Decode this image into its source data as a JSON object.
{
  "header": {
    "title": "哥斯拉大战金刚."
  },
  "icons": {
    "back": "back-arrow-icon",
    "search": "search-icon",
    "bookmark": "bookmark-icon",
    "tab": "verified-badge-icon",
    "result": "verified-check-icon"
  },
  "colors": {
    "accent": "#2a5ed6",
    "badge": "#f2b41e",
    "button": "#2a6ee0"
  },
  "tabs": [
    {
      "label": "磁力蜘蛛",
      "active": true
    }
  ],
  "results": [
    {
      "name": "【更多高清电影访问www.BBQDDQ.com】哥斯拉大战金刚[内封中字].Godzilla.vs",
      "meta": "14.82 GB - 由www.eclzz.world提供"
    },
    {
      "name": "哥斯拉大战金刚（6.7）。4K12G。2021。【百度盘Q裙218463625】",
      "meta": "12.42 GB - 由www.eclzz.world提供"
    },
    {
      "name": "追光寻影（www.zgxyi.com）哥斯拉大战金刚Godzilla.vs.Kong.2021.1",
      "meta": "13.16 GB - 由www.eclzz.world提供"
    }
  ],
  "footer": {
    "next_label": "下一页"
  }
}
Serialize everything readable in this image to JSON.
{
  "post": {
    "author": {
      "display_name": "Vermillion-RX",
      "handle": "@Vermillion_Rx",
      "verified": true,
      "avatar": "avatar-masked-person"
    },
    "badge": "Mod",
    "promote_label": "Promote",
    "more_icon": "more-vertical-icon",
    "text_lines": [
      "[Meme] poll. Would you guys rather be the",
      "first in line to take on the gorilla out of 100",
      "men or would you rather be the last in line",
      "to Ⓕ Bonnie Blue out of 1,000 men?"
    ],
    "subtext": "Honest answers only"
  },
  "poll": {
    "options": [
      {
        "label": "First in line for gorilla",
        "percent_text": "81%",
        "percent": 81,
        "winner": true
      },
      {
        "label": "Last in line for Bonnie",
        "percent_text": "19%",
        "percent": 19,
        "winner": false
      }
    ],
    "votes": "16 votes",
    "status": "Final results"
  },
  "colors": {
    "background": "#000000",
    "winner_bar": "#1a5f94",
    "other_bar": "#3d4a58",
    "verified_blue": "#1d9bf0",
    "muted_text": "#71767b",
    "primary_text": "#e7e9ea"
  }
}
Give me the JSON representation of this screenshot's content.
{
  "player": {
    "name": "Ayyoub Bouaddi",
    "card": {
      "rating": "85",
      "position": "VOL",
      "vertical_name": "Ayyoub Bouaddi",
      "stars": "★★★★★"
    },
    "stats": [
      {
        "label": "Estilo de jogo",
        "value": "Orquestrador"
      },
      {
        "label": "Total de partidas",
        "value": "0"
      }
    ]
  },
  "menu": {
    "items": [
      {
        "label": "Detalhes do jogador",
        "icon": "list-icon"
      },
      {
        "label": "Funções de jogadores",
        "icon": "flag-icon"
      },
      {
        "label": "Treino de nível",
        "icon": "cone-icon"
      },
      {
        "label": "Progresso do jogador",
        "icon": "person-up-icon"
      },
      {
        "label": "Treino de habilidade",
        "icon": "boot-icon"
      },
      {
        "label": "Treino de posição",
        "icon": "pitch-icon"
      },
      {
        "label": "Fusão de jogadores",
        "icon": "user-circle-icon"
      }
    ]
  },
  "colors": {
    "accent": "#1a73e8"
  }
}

+++

_EXERCISE_
Go through the material above line by line and copy it exactly.

_REPLY TO THE EXERCISE_
Decode this image into its source data as a JSON object.
{
  "header": {
    "title": "哥斯拉大战金刚."
  },
  "icons": {
    "back": "back-arrow-icon",
    "search": "search-icon",
    "bookmark": "bookmark-icon",
    "tab": "verified-badge-icon",
    "result": "verified-check-icon"
  },
  "colors": {
    "accent": "#2a5ed6",
    "badge": "#f2b41e",
    "button": "#2a6ee0"
  },
  "tabs": [
    {
      "label": "磁力蜘蛛",
      "active": true
    }
  ],
  "results": [
    {
      "name": "【更多高清电影访问www.BBQDDQ.com】哥斯拉大战金刚[内封中字].Godzilla.vs",
      "meta": "14.82 GB - 由www.eclzz.world提供"
    },
    {
      "name": "哥斯拉大战金刚（6.7）。4K12G。2021。【百度盘Q裙218463625】",
      "meta": "12.42 GB - 由www.eclzz.world提供"
    },
    {
      "name": "追光寻影（www.zgxyi.com）哥斯拉大战金刚Godzilla.vs.Kong.2021.1",
      "meta": "13.16 GB - 由www.eclzz.world提供"
    }
  ],
  "footer": {
    "next_label": "下一页"
  }
}
Serialize everything readable in this image to JSON.
{
  "post": {
    "author": {
      "display_name": "Vermillion-RX",
      "handle": "@Vermillion_Rx",
      "verified": true,
      "avatar": "avatar-masked-person"
    },
    "badge": "Mod",
    "promote_label": "Promote",
    "more_icon": "more-vertical-icon",
    "text_lines": [
      "[Meme] poll. Would you guys rather be the",
      "first in line to take on the gorilla out of 100",
      "men or would you rather be the last in line",
      "to Ⓕ Bonnie Blue out of 1,000 men?"
    ],
    "subtext": "Honest answers only"
  },
  "poll": {
    "options": [
      {
        "label": "First in line for gorilla",
        "percent_text": "81%",
        "percent": 81,
        "winner": true
      },
      {
        "label": "Last in line for Bonnie",
        "percent_text": "19%",
        "percent": 19,
        "winner": false
      }
    ],
    "votes": "16 votes",
    "status": "Final results"
  },
  "colors": {
    "background": "#000000",
    "winner_bar": "#1a5f94",
    "other_bar": "#3d4a58",
    "verified_blue": "#1d9bf0",
    "muted_text": "#71767b",
    "primary_text": "#e7e9ea"
  }
}
Give me the JSON representation of this screenshot's content.
{
  "player": {
    "name": "Ayyoub Bouaddi",
    "card": {
      "rating": "85",
      "position": "VOL",
      "vertical_name": "Ayyoub Bouaddi",
      "stars": "★★★★★"
    },
    "stats": [
      {
        "label": "Estilo de jogo",
        "value": "Orquestrador"
      },
      {
        "label": "Total de partidas",
        "value": "0"
      }
    ]
  },
  "menu": {
    "items": [
      {
        "label": "Detalhes do jogador",
        "icon": "list-icon"
      },
      {
        "label": "Funções de jogadores",
        "icon": "flag-icon"
      },
      {
        "label": "Treino de nível",
        "icon": "cone-icon"
      },
      {
        "label": "Progresso do jogador",
        "icon": "person-up-icon"
      },
      {
        "label": "Treino de habilidade",
        "icon": "boot-icon"
      },
      {
        "label": "Treino de posição",
        "icon": "pitch-icon"
      },
      {
        "label": "Fusão de jogadores",
        "icon": "user-circle-icon"
      }
    ]
  },
  "colors": {
    "accent": "#1a73e8"
  }
}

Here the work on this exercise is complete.